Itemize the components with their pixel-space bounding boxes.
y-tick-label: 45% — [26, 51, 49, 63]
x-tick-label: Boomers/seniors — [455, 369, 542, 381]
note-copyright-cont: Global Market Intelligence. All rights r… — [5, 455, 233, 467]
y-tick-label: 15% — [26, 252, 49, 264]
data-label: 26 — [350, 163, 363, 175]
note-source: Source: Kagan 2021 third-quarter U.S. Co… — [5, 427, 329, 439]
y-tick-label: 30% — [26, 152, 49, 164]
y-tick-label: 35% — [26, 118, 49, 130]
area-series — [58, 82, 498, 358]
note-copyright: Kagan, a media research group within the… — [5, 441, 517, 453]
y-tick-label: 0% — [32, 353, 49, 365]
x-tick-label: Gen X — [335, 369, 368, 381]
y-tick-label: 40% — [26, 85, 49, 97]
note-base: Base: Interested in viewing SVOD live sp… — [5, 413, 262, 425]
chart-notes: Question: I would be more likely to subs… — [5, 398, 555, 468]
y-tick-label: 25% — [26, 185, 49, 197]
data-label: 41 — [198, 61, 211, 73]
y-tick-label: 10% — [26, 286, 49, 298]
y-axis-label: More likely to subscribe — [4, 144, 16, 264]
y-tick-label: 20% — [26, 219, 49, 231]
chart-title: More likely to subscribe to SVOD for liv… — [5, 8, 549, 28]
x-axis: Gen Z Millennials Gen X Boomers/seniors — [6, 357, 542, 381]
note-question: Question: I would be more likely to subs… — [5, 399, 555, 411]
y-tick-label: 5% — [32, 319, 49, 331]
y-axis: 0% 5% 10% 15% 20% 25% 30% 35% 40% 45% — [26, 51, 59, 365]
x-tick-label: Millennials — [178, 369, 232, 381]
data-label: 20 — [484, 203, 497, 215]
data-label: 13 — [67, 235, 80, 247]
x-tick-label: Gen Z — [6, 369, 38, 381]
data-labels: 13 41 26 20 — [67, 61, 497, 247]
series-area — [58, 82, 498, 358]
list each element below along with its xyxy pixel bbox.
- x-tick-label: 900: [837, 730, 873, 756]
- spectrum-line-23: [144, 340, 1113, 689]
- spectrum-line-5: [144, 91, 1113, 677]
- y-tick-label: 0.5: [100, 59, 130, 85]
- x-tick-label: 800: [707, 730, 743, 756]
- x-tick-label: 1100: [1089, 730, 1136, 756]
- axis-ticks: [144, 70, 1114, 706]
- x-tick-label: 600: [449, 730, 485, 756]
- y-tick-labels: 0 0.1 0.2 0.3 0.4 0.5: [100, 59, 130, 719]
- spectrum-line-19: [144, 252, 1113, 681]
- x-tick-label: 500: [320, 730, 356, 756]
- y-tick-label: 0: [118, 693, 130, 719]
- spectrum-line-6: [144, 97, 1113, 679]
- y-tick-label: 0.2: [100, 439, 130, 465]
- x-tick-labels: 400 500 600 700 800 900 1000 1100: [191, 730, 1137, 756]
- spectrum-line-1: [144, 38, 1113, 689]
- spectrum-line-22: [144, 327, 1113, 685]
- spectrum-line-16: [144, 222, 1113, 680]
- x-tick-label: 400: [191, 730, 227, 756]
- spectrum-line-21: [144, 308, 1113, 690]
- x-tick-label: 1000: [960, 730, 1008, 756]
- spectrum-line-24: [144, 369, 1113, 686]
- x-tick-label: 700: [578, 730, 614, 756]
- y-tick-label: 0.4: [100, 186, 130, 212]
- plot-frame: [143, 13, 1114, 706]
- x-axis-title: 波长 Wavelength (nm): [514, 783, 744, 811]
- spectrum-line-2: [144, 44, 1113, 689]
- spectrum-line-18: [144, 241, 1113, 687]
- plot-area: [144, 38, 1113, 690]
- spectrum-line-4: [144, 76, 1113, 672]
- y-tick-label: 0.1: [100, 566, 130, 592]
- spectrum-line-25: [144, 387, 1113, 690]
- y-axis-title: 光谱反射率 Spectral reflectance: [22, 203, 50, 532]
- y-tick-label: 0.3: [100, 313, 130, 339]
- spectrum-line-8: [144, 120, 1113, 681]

☆ ☆ ☆ ☆ ☆ ☆ ☆

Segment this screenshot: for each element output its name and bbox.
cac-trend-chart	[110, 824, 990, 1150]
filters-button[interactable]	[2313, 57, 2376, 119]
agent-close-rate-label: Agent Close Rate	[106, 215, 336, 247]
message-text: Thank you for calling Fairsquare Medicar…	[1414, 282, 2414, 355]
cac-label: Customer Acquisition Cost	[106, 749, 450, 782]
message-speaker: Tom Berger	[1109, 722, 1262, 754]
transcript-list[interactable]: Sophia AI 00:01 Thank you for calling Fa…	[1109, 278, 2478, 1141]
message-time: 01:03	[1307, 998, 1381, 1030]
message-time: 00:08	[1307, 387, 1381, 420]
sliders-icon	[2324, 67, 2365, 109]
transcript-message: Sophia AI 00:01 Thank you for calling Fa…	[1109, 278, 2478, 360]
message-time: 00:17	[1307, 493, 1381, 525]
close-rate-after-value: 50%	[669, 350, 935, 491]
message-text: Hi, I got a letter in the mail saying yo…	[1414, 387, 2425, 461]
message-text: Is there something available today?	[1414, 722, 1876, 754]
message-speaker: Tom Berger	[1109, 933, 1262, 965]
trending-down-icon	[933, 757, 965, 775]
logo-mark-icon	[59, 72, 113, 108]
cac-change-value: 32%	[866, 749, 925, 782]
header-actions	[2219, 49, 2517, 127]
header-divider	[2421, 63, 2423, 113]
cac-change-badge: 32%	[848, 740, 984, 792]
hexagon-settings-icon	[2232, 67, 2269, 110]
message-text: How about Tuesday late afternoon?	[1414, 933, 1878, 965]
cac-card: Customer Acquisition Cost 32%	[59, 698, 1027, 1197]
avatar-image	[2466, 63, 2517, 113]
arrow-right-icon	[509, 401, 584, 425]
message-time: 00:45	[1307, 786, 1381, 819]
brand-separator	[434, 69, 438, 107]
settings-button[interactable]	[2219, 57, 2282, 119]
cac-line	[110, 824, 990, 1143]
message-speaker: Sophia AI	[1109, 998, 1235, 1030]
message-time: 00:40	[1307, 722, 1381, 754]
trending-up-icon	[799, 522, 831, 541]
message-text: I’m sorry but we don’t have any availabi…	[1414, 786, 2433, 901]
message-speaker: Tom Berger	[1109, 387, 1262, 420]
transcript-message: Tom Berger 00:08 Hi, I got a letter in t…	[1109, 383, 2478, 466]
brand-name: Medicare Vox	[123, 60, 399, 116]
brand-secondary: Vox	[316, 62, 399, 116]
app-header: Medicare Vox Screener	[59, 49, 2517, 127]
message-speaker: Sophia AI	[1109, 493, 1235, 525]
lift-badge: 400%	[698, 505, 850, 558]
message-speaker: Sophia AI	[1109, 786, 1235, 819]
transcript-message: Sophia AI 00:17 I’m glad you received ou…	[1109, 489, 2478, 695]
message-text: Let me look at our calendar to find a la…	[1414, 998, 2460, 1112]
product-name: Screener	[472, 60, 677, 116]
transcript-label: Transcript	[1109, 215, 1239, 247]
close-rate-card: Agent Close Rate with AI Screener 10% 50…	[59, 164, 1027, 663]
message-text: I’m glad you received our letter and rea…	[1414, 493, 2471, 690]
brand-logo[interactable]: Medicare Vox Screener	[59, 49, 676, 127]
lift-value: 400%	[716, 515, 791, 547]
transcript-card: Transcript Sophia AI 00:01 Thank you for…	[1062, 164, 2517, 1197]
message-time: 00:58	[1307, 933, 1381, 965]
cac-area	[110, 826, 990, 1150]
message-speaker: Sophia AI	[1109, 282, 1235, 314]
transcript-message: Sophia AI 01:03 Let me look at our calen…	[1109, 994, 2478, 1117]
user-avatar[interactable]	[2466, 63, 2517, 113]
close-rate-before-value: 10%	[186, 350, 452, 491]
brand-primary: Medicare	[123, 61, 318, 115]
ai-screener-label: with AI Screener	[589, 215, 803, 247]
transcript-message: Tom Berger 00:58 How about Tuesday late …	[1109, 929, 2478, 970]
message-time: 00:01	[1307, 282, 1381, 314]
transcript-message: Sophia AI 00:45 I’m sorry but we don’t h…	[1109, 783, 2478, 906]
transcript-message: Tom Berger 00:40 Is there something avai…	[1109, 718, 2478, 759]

☆ ☆ ☆ ☆ ☆ ☆ ☆

#### Your task:
Copy the records from the line with "Itemize the components" up to and including the line with "note-source: Source: Kagan", replacing "y-tick-label" with "y-axis-tick-label" and keeping everything else the same.

#### Reply to the task:
Itemize the components with their pixel-space bounding boxes.
y-axis-tick-label: 45% — [26, 51, 49, 63]
x-tick-label: Boomers/seniors — [455, 369, 542, 381]
note-copyright-cont: Global Market Intelligence. All rights r… — [5, 455, 233, 467]
y-axis-tick-label: 15% — [26, 252, 49, 264]
data-label: 26 — [350, 163, 363, 175]
note-source: Source: Kagan 2021 third-quarter U.S. Co… — [5, 427, 329, 439]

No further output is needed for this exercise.